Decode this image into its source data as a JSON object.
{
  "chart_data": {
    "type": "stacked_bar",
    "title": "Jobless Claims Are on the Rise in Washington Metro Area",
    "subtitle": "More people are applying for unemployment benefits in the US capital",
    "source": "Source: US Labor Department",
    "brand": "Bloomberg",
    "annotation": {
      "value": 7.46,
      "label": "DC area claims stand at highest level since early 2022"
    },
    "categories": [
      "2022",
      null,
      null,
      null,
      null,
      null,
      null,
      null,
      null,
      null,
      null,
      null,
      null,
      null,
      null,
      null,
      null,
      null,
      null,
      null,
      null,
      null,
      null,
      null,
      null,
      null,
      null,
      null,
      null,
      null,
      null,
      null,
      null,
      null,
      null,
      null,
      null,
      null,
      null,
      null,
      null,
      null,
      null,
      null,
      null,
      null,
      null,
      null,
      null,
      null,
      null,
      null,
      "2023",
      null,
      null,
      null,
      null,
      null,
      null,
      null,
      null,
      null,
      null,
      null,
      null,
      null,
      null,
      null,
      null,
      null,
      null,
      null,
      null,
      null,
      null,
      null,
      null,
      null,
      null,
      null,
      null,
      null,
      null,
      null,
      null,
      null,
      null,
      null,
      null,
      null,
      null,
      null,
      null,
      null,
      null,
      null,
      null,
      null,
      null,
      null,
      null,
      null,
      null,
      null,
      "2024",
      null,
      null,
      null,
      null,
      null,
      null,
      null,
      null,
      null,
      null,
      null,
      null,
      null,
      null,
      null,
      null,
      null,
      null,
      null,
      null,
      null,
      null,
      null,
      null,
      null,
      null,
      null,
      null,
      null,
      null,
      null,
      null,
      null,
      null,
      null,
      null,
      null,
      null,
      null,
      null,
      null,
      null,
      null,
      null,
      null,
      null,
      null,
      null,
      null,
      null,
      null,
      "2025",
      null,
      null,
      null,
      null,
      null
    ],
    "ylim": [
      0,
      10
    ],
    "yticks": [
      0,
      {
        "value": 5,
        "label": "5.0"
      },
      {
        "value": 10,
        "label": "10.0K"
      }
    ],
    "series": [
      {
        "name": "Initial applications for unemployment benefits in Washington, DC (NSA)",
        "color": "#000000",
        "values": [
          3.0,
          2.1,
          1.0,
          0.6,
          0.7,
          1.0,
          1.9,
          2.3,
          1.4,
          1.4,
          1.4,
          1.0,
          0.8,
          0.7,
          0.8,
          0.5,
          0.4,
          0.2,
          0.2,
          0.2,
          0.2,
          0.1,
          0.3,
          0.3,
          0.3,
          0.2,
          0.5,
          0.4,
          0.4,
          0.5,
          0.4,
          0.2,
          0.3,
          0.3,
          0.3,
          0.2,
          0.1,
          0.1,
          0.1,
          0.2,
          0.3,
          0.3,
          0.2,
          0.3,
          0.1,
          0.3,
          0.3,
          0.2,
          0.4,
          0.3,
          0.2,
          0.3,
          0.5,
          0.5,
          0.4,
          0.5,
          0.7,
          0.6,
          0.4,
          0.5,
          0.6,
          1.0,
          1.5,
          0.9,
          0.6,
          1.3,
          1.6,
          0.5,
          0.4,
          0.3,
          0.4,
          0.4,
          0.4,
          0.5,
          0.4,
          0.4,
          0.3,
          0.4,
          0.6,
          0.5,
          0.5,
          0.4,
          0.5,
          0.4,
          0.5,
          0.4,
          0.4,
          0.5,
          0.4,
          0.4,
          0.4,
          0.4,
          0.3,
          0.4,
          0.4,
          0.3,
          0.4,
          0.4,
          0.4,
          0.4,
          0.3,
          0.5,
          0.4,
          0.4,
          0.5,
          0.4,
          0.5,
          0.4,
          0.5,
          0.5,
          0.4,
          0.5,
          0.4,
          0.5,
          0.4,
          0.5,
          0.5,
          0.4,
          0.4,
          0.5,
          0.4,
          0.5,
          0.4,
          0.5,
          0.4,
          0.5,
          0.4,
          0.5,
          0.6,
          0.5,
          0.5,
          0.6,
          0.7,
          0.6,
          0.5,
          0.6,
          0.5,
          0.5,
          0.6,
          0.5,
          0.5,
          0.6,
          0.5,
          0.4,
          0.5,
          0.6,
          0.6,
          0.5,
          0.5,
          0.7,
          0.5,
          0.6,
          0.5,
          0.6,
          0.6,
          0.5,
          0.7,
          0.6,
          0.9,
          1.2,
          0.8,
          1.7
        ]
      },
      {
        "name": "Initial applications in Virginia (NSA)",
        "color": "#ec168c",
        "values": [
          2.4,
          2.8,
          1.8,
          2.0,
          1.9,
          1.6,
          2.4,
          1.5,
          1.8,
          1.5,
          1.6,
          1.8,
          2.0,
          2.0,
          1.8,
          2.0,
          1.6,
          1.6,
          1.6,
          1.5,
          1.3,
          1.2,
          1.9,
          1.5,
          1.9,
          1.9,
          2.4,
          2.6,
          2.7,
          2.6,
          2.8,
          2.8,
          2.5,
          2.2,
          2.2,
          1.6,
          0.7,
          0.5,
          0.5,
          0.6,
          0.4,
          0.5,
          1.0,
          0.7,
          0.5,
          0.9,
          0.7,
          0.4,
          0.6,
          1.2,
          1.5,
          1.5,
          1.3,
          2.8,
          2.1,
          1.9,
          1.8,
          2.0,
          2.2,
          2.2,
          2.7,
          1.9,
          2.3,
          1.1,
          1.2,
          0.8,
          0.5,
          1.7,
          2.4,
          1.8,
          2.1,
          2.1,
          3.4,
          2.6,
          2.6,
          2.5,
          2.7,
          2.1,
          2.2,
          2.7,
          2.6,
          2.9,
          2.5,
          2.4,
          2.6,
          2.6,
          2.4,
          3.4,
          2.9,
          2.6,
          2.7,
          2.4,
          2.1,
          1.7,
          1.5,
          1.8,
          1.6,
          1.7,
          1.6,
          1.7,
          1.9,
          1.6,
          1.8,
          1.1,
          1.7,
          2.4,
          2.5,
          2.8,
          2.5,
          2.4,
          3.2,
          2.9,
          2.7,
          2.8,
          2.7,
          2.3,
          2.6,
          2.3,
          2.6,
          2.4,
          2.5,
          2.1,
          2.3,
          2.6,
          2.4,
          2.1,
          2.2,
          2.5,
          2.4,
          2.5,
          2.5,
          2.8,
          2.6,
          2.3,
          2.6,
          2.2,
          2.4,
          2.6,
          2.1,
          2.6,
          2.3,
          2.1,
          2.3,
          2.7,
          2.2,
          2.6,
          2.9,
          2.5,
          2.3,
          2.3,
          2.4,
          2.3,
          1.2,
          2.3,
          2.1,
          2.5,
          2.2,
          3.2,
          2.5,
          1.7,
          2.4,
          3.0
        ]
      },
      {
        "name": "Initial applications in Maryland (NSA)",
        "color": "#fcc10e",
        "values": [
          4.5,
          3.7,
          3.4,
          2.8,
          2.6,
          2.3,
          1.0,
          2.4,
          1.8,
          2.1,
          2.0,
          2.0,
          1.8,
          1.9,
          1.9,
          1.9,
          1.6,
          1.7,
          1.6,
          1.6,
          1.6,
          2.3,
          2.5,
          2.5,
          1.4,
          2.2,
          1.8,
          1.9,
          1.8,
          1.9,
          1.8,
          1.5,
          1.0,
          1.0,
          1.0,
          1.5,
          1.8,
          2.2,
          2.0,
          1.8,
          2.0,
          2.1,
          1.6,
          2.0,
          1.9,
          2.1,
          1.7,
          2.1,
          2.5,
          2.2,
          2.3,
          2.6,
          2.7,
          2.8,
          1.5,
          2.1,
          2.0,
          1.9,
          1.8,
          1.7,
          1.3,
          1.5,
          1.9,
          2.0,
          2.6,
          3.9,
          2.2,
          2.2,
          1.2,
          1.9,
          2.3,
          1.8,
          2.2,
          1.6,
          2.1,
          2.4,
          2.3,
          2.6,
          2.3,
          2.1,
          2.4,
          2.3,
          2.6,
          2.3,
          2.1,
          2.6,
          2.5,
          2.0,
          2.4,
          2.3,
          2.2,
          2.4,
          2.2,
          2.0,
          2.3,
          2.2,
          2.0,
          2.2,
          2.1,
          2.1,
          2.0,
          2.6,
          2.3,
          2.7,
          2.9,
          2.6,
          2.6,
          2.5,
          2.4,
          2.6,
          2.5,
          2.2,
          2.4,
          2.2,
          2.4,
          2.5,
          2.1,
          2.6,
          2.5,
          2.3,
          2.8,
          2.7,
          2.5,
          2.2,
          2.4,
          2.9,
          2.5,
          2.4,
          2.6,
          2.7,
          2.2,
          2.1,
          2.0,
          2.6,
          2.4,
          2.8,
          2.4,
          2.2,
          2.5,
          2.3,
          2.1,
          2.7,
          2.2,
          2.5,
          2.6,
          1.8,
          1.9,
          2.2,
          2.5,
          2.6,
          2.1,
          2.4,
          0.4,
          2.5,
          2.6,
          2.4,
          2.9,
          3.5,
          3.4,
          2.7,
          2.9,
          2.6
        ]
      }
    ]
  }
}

=====

◆ WHAT THE EXERCISE ASKS:
Sift the material for lines with the string "Initial". Copy each one found.

◆ OUTPUT FOR THIS EXERCISE:
        "name": "Initial applications for unemployment benefits in Washington, DC (NSA)",
        "name": "Initial applications in Virginia (NSA)",
        "name": "Initial applications in Maryland (NSA)",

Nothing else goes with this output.